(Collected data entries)
>> start
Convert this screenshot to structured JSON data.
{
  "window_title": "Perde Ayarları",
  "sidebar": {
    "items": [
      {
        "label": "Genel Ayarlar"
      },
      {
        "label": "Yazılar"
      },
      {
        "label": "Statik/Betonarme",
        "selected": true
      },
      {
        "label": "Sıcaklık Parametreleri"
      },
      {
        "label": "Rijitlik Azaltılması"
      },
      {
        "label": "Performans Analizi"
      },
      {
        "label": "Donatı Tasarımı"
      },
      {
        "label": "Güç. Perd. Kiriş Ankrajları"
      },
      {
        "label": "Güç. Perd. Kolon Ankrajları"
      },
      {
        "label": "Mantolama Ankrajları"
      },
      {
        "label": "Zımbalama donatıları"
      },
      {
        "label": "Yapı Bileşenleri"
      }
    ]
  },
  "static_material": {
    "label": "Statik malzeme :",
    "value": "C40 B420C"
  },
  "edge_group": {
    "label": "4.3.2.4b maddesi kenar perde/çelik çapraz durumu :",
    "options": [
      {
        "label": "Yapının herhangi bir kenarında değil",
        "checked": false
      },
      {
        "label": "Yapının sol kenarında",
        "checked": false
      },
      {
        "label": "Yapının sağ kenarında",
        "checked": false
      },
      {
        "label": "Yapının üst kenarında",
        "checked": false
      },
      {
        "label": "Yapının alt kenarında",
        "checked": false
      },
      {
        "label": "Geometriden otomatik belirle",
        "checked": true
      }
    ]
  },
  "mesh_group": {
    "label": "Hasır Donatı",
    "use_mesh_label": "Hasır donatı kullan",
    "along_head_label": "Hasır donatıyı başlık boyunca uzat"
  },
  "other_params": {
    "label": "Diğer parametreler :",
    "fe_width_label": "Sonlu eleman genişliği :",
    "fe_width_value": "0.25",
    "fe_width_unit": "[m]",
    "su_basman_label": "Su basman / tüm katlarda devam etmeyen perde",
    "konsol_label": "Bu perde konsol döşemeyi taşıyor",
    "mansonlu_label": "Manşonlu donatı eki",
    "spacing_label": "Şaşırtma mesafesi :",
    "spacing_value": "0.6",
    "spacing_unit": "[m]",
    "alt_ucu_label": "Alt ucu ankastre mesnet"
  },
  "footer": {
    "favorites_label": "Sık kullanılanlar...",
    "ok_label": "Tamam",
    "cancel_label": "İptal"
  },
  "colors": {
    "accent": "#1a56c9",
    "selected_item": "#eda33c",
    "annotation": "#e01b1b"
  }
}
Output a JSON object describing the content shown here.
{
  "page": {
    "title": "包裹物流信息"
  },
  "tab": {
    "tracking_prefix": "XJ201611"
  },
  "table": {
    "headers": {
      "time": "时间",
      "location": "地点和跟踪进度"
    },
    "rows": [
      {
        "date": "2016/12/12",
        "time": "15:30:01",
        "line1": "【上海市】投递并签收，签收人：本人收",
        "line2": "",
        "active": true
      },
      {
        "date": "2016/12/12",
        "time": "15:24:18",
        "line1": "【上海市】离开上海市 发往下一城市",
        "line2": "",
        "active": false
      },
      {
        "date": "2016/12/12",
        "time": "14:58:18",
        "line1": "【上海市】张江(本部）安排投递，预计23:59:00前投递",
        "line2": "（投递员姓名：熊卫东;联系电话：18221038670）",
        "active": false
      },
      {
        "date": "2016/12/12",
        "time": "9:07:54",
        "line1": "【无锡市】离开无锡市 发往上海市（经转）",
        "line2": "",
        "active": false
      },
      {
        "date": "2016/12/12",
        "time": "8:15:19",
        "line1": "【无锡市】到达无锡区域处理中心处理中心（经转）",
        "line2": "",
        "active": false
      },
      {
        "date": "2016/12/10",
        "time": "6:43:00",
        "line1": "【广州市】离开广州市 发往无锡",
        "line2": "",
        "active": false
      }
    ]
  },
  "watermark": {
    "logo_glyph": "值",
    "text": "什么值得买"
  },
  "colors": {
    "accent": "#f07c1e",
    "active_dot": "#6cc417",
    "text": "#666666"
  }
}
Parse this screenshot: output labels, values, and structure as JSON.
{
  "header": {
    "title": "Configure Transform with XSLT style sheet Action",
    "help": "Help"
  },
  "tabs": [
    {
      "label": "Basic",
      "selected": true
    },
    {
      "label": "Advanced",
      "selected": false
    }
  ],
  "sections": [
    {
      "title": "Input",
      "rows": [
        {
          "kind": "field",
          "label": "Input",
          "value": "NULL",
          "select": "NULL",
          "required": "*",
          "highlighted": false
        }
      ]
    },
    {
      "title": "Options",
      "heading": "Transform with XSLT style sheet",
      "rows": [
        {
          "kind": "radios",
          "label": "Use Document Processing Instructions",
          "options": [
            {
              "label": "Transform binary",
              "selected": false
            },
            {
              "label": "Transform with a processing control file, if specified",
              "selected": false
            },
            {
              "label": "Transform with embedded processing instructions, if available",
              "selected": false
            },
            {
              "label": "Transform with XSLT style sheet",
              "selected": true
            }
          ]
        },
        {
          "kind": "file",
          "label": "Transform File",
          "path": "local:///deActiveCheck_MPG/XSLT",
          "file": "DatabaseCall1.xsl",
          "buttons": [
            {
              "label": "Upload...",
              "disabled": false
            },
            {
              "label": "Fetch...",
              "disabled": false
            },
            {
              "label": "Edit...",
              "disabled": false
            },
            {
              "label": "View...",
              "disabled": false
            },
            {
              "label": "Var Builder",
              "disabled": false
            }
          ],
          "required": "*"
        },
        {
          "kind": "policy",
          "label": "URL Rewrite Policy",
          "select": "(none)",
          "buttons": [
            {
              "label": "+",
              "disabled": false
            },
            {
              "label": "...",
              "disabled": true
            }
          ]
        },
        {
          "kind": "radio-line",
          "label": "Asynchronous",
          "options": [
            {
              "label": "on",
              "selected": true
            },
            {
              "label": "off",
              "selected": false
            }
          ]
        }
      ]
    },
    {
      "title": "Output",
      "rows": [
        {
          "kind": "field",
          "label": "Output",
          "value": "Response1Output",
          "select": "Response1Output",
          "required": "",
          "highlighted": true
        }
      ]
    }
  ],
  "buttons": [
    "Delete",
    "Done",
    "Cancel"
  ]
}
>> end
→ **Required work**: Above are the records. Identify each line that contains the word "screenshot".

→ **Worked answer**:
Convert this screenshot to structured JSON data.
Parse this screenshot: output labels, values, and structure as JSON.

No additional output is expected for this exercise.